Exercise aim
Provide the data again in its entirety, exactly as given.

#### Information supplied

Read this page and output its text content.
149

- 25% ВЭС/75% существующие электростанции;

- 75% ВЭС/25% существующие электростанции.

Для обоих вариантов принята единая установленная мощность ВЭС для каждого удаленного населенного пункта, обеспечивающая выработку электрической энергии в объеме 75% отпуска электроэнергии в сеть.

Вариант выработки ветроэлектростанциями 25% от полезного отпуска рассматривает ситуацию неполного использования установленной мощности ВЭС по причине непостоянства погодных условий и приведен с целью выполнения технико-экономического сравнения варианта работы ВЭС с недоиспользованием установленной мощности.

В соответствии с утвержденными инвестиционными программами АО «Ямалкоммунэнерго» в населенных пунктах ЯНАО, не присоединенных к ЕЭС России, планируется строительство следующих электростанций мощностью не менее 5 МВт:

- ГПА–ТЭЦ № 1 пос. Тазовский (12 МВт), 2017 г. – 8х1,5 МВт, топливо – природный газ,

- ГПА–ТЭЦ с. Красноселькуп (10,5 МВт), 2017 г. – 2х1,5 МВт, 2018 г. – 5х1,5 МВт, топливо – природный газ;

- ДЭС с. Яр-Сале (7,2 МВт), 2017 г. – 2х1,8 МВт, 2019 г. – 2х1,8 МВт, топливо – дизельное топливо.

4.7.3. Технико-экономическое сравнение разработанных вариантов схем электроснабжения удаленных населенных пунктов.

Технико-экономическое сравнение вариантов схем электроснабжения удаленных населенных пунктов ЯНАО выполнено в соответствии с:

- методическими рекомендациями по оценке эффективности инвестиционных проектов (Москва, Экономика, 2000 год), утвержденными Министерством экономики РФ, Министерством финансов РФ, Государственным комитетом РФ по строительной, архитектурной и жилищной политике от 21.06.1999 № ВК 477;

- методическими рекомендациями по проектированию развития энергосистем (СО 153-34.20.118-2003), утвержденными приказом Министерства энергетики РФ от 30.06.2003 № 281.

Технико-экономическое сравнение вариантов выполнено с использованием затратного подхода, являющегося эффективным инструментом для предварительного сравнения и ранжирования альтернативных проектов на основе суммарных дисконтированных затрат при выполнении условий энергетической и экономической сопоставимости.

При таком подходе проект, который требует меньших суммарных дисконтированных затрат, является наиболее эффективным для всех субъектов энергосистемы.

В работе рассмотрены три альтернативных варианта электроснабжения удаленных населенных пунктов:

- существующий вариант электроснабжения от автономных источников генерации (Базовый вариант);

########

The answer
Read this page and output its text content.
149

- 25% ВЭС/75% существующие электростанции;

- 75% ВЭС/25% существующие электростанции.

Для обоих вариантов принята единая установленная мощность ВЭС для каждого удаленного населенного пункта, обеспечивающая выработку электрической энергии в объеме 75% отпуска электроэнергии в сеть.

Вариант выработки ветроэлектростанциями 25% от полезного отпуска рассматривает ситуацию неполного использования установленной мощности ВЭС по причине непостоянства погодных условий и приведен с целью выполнения технико-экономического сравнения варианта работы ВЭС с недоиспользованием установленной мощности.

В соответствии с утвержденными инвестиционными программами АО «Ямалкоммунэнерго» в населенных пунктах ЯНАО, не присоединенных к ЕЭС России, планируется строительство следующих электростанций мощностью не менее 5 МВт:

- ГПА–ТЭЦ № 1 пос. Тазовский (12 МВт), 2017 г. – 8х1,5 МВт, топливо – природный газ,

- ГПА–ТЭЦ с. Красноселькуп (10,5 МВт), 2017 г. – 2х1,5 МВт, 2018 г. – 5х1,5 МВт, топливо – природный газ;

- ДЭС с. Яр-Сале (7,2 МВт), 2017 г. – 2х1,8 МВт, 2019 г. – 2х1,8 МВт, топливо – дизельное топливо.

4.7.3. Технико-экономическое сравнение разработанных вариантов схем электроснабжения удаленных населенных пунктов.

Технико-экономическое сравнение вариантов схем электроснабжения удаленных населенных пунктов ЯНАО выполнено в соответствии с:

- методическими рекомендациями по оценке эффективности инвестиционных проектов (Москва, Экономика, 2000 год), утвержденными Министерством экономики РФ, Министерством финансов РФ, Государственным комитетом РФ по строительной, архитектурной и жилищной политике от 21.06.1999 № ВК 477;

- методическими рекомендациями по проектированию развития энергосистем (СО 153-34.20.118-2003), утвержденными приказом Министерства энергетики РФ от 30.06.2003 № 281.

Технико-экономическое сравнение вариантов выполнено с использованием затратного подхода, являющегося эффективным инструментом для предварительного сравнения и ранжирования альтернативных проектов на основе суммарных дисконтированных затрат при выполнении условий энергетической и экономической сопоставимости.

При таком подходе проект, который требует меньших суммарных дисконтированных затрат, является наиболее эффективным для всех субъектов энергосистемы.

В работе рассмотрены три альтернативных варианта электроснабжения удаленных населенных пунктов:

- существующий вариант электроснабжения от автономных источников генерации (Базовый вариант);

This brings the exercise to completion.